* _Written task_
Your task is to gather the lines below that hold the string "JSON".

* _Source material_
****************

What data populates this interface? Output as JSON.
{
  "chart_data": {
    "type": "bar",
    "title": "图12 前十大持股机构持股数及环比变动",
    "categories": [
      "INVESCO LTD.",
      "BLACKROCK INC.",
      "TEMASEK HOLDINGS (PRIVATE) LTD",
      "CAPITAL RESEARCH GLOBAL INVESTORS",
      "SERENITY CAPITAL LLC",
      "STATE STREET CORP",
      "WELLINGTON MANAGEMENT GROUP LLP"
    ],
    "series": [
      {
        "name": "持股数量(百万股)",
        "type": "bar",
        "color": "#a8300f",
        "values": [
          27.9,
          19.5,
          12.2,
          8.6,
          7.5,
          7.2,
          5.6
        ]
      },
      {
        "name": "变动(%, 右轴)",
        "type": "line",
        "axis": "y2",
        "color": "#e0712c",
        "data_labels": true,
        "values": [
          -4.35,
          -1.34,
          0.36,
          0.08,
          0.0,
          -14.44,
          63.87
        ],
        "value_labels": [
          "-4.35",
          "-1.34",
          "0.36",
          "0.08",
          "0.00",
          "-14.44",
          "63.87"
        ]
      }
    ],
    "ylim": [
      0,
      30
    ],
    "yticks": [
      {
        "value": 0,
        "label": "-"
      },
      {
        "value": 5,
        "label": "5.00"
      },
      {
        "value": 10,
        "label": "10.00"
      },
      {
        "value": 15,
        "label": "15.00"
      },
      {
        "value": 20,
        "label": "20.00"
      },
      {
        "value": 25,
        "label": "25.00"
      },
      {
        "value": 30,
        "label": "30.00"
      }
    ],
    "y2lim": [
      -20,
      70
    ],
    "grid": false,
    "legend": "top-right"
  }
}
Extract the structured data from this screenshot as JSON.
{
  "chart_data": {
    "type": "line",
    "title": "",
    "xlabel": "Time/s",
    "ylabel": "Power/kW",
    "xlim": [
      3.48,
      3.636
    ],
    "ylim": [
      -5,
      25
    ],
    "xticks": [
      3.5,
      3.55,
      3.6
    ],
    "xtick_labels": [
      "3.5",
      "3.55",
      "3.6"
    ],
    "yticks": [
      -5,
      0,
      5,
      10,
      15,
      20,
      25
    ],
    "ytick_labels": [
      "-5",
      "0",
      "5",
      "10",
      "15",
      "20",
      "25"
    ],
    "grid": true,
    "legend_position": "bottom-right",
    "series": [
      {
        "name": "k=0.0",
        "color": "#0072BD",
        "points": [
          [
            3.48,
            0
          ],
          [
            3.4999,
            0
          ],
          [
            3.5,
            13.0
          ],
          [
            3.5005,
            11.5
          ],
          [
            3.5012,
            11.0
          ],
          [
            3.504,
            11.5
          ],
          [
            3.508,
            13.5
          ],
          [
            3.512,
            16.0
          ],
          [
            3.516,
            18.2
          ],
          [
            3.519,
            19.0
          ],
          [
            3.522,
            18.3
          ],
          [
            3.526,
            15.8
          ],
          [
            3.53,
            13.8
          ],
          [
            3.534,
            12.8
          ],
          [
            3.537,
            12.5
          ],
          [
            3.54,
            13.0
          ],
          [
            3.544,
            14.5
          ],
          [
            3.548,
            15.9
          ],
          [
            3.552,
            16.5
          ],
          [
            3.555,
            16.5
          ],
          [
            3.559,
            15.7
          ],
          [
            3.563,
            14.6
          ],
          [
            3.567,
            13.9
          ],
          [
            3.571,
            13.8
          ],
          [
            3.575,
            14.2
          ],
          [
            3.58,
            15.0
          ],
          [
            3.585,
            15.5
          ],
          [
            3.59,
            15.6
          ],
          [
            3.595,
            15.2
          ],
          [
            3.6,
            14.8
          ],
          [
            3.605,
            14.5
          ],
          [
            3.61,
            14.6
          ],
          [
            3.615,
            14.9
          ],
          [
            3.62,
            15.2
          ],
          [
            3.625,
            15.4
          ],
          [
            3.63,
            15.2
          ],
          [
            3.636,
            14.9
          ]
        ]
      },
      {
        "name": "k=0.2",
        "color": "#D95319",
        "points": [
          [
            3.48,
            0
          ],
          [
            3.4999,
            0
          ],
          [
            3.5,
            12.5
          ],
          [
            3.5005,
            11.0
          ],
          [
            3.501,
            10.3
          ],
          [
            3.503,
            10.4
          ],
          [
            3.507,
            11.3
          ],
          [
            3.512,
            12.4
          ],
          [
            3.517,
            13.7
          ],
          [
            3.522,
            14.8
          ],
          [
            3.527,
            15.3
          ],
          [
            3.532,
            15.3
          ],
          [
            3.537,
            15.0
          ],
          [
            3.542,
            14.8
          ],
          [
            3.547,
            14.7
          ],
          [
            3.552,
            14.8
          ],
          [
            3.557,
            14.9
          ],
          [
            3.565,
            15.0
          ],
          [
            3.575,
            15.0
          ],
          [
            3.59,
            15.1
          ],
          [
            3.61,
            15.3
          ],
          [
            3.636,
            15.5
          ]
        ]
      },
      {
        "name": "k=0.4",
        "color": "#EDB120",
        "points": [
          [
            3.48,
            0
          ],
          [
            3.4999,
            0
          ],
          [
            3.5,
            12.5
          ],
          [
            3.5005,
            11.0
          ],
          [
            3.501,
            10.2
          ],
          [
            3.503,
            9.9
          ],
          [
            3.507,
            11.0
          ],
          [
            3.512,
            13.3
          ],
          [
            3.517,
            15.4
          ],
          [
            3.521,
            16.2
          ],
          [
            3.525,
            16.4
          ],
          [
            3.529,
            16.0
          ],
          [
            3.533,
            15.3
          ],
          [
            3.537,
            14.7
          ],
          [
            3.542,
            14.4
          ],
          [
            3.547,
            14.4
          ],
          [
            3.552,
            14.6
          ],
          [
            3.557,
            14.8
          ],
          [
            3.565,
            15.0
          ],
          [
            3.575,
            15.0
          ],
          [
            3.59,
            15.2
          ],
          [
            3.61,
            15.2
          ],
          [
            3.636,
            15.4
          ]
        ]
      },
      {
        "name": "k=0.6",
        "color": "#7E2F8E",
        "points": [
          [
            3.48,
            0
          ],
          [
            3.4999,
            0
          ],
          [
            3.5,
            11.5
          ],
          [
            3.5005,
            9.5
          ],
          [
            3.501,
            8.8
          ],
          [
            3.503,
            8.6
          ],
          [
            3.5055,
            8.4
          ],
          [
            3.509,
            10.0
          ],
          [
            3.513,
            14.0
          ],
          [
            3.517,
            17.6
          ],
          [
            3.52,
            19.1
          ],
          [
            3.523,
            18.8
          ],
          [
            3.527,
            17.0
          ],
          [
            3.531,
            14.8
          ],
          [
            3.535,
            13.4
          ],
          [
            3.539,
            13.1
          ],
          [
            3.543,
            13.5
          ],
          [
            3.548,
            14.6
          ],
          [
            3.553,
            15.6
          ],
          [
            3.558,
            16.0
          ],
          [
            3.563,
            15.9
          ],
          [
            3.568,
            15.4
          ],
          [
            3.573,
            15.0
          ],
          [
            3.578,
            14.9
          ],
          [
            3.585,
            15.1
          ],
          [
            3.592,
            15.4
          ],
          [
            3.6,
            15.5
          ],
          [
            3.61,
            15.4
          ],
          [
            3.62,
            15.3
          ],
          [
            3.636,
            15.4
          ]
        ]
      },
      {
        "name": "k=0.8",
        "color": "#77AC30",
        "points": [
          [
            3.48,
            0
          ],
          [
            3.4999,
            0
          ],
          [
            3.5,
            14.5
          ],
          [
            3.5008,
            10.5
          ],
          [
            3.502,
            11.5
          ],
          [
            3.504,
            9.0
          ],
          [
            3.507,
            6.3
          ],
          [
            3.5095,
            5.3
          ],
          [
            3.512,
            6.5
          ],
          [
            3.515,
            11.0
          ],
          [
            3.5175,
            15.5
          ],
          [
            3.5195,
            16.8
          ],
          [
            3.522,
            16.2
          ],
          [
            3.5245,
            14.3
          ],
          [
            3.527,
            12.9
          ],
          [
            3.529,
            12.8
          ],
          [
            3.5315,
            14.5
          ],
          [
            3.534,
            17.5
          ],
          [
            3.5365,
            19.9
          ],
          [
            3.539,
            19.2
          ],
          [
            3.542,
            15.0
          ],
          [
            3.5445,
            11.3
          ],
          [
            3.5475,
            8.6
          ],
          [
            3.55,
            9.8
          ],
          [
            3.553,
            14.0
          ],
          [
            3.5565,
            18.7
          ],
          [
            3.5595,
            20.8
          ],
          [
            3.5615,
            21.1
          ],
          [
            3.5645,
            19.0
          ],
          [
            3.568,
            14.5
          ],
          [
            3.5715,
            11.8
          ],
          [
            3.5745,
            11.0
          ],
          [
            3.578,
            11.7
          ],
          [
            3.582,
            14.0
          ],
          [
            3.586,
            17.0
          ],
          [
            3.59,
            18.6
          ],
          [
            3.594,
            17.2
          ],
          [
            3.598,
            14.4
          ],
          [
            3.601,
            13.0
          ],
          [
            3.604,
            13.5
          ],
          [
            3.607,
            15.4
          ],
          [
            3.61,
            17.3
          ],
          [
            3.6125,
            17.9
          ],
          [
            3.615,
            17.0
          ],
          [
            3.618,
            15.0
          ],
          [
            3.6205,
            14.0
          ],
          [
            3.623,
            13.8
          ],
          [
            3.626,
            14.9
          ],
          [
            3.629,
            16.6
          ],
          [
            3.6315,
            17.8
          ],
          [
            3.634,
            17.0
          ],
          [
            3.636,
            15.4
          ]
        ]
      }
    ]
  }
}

****************

* _Response to the task_
What data populates this interface? Output as JSON.
Extract the structured data from this screenshot as JSON.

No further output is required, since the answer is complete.